*SHORT EXERCISE*.
Check every line of the entries for "this", and copy the lines that hold it.

[Start of EXERCISE MATERIALS]

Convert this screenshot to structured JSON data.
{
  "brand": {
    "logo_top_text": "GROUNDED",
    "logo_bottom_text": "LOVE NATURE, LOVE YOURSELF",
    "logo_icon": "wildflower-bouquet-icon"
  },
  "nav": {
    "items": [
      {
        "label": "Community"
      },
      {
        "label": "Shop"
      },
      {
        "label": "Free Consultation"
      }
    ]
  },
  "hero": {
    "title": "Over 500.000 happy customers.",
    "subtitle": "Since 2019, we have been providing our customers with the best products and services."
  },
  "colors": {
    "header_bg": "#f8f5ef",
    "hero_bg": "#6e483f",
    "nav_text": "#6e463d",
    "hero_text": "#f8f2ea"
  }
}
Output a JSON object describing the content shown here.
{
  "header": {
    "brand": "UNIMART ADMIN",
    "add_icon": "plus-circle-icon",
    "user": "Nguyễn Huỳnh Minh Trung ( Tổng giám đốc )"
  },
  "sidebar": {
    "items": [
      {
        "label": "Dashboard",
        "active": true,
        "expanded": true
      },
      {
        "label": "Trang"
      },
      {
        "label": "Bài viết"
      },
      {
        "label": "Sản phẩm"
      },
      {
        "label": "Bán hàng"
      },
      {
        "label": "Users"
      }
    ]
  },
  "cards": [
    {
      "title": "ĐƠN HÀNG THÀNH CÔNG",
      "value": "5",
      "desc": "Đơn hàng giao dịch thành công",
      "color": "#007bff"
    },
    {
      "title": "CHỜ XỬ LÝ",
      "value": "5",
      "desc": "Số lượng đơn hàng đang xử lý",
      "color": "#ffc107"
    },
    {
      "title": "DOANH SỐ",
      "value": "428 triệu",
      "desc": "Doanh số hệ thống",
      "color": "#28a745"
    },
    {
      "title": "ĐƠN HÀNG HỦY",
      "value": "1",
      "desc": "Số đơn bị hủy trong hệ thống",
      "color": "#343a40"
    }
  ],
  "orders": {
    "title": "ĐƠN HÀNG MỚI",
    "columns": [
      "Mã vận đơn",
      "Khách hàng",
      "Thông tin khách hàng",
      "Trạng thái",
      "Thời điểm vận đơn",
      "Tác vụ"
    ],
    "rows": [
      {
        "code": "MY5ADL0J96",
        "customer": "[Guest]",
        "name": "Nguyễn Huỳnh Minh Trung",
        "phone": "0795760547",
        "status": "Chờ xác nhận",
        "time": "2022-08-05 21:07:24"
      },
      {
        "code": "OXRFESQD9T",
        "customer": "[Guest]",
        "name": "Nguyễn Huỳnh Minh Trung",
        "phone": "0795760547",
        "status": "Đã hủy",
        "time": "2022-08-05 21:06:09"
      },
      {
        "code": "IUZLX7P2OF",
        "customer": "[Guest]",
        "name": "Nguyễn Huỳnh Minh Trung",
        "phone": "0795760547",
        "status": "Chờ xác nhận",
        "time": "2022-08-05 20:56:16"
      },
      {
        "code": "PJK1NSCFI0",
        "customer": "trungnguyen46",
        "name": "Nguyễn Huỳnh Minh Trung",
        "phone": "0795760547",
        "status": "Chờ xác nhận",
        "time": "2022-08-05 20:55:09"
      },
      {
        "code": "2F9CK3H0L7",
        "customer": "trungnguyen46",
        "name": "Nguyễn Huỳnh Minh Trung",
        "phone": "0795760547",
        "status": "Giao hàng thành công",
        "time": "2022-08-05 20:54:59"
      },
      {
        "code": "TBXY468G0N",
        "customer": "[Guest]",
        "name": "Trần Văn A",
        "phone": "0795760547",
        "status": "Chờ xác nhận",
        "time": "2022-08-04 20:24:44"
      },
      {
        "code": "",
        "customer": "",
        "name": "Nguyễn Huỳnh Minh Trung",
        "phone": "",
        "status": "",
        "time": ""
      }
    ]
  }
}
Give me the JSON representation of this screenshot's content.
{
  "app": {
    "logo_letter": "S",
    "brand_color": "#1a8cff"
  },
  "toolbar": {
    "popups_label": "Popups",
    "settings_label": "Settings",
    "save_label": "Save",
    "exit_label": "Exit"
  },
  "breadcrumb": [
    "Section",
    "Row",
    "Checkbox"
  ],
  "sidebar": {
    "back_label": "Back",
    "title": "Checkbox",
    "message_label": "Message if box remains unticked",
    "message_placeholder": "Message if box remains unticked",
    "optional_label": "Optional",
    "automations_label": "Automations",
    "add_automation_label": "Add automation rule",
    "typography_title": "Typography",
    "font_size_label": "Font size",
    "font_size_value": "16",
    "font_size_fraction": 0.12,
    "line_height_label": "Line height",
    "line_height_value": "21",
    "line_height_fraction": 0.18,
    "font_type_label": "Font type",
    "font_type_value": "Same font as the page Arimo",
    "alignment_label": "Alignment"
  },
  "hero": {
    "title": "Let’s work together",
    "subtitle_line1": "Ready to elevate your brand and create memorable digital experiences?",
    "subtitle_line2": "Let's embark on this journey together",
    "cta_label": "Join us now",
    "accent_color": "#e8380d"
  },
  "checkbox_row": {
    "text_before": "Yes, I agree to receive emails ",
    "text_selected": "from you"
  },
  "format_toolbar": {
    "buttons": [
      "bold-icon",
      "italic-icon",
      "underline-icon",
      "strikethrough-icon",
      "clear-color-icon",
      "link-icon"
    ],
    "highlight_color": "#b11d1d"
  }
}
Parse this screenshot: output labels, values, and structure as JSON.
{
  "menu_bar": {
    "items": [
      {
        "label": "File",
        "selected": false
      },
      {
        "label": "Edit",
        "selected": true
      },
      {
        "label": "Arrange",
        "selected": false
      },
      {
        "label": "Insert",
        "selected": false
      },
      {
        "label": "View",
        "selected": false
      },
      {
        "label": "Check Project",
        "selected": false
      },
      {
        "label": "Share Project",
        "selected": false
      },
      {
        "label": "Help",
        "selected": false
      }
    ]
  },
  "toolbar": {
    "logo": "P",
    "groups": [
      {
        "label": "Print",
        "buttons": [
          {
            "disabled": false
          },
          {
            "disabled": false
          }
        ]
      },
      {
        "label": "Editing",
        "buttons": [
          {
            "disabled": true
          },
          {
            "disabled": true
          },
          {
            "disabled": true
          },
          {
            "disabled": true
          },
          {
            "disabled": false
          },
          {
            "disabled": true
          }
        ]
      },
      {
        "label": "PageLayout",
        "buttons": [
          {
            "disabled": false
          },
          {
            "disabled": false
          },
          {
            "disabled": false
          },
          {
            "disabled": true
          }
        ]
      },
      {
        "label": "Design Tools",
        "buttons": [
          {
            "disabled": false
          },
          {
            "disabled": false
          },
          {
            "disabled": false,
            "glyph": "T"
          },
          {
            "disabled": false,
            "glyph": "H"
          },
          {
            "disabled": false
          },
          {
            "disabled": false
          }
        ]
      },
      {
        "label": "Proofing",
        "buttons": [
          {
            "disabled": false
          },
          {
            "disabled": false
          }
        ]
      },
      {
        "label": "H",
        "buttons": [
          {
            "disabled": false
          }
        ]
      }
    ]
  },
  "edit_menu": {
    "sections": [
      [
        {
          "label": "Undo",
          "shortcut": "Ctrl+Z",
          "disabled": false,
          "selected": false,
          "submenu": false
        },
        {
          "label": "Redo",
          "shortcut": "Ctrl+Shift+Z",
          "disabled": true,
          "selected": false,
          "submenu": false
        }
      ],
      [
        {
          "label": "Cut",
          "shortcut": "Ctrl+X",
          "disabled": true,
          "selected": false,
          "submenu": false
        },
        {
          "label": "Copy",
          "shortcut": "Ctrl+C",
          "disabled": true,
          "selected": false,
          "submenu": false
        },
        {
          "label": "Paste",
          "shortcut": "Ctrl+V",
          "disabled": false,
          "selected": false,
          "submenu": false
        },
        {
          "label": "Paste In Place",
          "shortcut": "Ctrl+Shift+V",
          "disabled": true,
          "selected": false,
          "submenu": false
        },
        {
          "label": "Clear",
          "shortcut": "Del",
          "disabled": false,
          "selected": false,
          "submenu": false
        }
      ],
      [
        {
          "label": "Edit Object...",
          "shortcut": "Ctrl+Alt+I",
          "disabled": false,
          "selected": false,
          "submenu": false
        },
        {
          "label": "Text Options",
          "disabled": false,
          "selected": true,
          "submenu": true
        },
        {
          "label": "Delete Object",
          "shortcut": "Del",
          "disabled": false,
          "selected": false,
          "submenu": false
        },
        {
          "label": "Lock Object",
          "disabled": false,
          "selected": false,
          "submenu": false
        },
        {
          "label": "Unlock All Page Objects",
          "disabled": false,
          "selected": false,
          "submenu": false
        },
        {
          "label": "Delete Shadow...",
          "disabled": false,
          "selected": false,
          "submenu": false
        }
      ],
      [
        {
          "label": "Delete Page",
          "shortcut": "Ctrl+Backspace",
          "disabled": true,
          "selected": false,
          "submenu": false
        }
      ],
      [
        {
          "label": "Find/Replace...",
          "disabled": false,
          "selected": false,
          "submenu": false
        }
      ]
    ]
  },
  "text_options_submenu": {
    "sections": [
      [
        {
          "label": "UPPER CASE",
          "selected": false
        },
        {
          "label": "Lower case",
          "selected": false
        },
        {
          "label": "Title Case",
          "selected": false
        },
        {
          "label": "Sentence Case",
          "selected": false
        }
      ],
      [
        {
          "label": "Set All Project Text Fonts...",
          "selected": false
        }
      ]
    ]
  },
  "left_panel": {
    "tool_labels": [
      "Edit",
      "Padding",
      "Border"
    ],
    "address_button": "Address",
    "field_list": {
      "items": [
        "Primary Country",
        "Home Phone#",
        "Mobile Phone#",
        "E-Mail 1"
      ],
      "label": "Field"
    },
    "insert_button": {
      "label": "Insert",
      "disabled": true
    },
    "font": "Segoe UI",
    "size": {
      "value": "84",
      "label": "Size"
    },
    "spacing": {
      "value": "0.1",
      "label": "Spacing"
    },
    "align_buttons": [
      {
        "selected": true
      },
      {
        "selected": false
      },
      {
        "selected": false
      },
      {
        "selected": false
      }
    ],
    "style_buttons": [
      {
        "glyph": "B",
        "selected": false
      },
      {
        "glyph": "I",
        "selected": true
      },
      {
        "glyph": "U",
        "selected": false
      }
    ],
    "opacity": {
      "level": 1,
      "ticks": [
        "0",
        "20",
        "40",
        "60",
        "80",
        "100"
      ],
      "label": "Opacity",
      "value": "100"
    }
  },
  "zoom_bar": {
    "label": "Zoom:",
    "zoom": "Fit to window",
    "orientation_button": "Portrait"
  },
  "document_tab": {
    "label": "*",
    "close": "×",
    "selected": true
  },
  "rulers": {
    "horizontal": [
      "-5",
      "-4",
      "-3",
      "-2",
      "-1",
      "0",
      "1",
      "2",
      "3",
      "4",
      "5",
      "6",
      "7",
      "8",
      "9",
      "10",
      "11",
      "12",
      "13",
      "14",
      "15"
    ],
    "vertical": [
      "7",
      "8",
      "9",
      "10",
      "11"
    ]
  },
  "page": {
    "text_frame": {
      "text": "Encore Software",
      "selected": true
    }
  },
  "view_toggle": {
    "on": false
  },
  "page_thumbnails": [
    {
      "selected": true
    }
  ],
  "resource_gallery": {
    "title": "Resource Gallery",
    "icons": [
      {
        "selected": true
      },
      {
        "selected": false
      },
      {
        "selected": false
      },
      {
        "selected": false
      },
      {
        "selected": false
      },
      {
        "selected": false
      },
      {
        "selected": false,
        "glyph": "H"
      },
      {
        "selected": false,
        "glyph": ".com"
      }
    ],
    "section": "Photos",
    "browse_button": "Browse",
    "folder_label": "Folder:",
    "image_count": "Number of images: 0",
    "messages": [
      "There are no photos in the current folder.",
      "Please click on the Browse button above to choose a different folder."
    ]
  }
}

[End of EXERCISE MATERIALS]

*ANSWER IN FULL*.
Convert this screenshot to structured JSON data.
Give me the JSON representation of this screenshot's content.
    "subtitle_line2": "Let's embark on this journey together",
Parse this screenshot: output labels, values, and structure as JSON.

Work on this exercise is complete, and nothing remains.